**Exercise task**. Every line that holds "title" should be shown.

**Data**.
------------

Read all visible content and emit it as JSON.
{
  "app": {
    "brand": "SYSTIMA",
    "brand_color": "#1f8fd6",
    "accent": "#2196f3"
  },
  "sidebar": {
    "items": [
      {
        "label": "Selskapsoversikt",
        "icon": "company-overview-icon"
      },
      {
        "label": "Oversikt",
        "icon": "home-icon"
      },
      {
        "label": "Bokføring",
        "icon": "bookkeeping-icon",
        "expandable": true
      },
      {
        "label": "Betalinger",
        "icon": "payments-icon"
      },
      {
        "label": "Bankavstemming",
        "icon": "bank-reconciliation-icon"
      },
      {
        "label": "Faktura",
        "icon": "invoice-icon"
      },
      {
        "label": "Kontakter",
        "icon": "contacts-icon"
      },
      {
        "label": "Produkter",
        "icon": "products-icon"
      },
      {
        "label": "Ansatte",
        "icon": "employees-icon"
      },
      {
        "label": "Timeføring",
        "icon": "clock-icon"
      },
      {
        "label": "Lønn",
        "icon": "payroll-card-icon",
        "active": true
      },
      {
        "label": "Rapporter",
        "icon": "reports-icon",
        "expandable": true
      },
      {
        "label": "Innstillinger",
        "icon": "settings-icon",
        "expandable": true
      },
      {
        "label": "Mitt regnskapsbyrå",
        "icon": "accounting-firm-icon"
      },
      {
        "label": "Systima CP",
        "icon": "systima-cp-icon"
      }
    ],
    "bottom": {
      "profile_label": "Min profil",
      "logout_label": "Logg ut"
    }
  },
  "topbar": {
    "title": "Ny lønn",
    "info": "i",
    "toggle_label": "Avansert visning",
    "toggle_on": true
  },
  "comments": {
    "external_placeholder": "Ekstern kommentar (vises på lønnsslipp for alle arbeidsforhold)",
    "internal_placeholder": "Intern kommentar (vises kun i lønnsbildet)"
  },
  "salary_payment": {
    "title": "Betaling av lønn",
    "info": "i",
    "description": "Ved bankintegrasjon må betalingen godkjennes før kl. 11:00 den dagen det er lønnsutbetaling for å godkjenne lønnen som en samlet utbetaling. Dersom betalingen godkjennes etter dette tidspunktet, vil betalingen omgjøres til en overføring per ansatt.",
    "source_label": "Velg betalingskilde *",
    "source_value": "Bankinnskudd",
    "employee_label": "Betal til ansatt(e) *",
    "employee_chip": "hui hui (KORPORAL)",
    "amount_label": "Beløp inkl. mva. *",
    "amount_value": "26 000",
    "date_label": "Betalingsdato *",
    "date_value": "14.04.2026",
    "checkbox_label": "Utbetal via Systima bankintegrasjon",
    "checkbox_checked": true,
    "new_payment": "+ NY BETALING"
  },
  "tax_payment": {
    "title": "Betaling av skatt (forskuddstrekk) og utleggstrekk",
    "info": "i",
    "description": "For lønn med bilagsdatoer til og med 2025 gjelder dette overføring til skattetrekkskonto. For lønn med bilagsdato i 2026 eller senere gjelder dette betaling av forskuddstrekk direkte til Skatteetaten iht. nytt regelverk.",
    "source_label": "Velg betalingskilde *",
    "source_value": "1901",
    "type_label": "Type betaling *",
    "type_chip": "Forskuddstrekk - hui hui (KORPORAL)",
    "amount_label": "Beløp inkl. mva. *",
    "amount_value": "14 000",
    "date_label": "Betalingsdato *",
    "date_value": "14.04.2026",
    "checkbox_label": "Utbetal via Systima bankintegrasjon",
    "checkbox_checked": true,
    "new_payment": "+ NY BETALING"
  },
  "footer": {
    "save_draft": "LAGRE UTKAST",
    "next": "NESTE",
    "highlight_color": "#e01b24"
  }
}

------------

**The result**.
    "title": "Ny lønn",
    "title": "Betaling av lønn",
    "title": "Betaling av skatt (forskuddstrekk) og utleggstrekk",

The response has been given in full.